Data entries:
— start —
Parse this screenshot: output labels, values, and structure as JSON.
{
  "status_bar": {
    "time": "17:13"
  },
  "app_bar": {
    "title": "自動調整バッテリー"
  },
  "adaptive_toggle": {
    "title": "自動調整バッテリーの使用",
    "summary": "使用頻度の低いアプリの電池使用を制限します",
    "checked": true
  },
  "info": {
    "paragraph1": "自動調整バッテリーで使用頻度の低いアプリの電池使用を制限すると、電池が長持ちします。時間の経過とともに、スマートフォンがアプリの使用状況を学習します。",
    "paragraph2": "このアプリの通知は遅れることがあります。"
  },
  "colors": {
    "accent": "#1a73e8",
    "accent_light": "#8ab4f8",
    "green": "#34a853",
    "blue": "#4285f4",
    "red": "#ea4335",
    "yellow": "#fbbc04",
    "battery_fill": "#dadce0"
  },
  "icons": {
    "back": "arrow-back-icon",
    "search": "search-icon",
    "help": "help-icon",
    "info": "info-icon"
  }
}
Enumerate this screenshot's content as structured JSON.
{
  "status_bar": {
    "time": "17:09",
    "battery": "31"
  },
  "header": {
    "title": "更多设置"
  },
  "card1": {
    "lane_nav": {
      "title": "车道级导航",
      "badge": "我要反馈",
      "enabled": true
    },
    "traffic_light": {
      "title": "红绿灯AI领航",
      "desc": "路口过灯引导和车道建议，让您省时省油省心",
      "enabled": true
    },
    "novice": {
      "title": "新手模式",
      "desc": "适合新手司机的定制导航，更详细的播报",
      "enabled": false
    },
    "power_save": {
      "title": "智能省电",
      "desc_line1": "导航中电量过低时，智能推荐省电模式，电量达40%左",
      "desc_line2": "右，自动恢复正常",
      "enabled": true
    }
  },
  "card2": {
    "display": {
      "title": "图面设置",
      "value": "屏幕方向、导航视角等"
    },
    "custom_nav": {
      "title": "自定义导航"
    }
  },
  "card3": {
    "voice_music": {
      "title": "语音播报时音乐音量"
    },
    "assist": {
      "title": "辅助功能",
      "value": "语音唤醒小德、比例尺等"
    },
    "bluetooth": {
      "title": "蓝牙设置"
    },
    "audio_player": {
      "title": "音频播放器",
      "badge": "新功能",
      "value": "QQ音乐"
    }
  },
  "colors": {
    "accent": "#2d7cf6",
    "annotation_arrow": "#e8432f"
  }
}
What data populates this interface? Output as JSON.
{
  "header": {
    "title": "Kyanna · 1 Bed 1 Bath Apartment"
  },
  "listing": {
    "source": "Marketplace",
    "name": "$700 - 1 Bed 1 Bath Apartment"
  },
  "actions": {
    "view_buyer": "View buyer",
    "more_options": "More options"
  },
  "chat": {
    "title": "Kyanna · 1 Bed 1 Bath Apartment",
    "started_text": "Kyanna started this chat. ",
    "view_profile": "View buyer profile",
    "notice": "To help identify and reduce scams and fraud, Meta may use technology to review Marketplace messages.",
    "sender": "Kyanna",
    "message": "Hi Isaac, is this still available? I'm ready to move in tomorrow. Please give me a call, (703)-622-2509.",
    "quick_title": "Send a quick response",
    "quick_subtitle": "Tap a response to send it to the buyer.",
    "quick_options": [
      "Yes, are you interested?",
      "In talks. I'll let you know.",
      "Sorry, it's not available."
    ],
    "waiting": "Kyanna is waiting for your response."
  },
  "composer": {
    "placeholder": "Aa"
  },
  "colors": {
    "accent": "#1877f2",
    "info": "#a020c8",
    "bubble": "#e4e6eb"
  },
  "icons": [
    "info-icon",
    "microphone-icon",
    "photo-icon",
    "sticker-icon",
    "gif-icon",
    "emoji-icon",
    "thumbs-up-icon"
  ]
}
— end —
Request: Using the entries above, please restate each one word for word.

Answer to the task:
Parse this screenshot: output labels, values, and structure as JSON.
{
  "status_bar": {
    "time": "17:13"
  },
  "app_bar": {
    "title": "自動調整バッテリー"
  },
  "adaptive_toggle": {
    "title": "自動調整バッテリーの使用",
    "summary": "使用頻度の低いアプリの電池使用を制限します",
    "checked": true
  },
  "info": {
    "paragraph1": "自動調整バッテリーで使用頻度の低いアプリの電池使用を制限すると、電池が長持ちします。時間の経過とともに、スマートフォンがアプリの使用状況を学習します。",
    "paragraph2": "このアプリの通知は遅れることがあります。"
  },
  "colors": {
    "accent": "#1a73e8",
    "accent_light": "#8ab4f8",
    "green": "#34a853",
    "blue": "#4285f4",
    "red": "#ea4335",
    "yellow": "#fbbc04",
    "battery_fill": "#dadce0"
  },
  "icons": {
    "back": "arrow-back-icon",
    "search": "search-icon",
    "help": "help-icon",
    "info": "info-icon"
  }
}
Enumerate this screenshot's content as structured JSON.
{
  "status_bar": {
    "time": "17:09",
    "battery": "31"
  },
  "header": {
    "title": "更多设置"
  },
  "card1": {
    "lane_nav": {
      "title": "车道级导航",
      "badge": "我要反馈",
      "enabled": true
    },
    "traffic_light": {
      "title": "红绿灯AI领航",
      "desc": "路口过灯引导和车道建议，让您省时省油省心",
      "enabled": true
    },
    "novice": {
      "title": "新手模式",
      "desc": "适合新手司机的定制导航，更详细的播报",
      "enabled": false
    },
    "power_save": {
      "title": "智能省电",
      "desc_line1": "导航中电量过低时，智能推荐省电模式，电量达40%左",
      "desc_line2": "右，自动恢复正常",
      "enabled": true
    }
  },
  "card2": {
    "display": {
      "title": "图面设置",
      "value": "屏幕方向、导航视角等"
    },
    "custom_nav": {
      "title": "自定义导航"
    }
  },
  "card3": {
    "voice_music": {
      "title": "语音播报时音乐音量"
    },
    "assist": {
      "title": "辅助功能",
      "value": "语音唤醒小德、比例尺等"
    },
    "bluetooth": {
      "title": "蓝牙设置"
    },
    "audio_player": {
      "title": "音频播放器",
      "badge": "新功能",
      "value": "QQ音乐"
    }
  },
  "colors": {
    "accent": "#2d7cf6",
    "annotation_arrow": "#e8432f"
  }
}
What data populates this interface? Output as JSON.
{
  "header": {
    "title": "Kyanna · 1 Bed 1 Bath Apartment"
  },
  "listing": {
    "source": "Marketplace",
    "name": "$700 - 1 Bed 1 Bath Apartment"
  },
  "actions": {
    "view_buyer": "View buyer",
    "more_options": "More options"
  },
  "chat": {
    "title": "Kyanna · 1 Bed 1 Bath Apartment",
    "started_text": "Kyanna started this chat. ",
    "view_profile": "View buyer profile",
    "notice": "To help identify and reduce scams and fraud, Meta may use technology to review Marketplace messages.",
    "sender": "Kyanna",
    "message": "Hi Isaac, is this still available? I'm ready to move in tomorrow. Please give me a call, (703)-622-2509.",
    "quick_title": "Send a quick response",
    "quick_subtitle": "Tap a response to send it to the buyer.",
    "quick_options": [
      "Yes, are you interested?",
      "In talks. I'll let you know.",
      "Sorry, it's not available."
    ],
    "waiting": "Kyanna is waiting for your response."
  },
  "composer": {
    "placeholder": "Aa"
  },
  "colors": {
    "accent": "#1877f2",
    "info": "#a020c8",
    "bubble": "#e4e6eb"
  },
  "icons": [
    "info-icon",
    "microphone-icon",
    "photo-icon",
    "sticker-icon",
    "gif-icon",
    "emoji-icon",
    "thumbs-up-icon"
  ]
}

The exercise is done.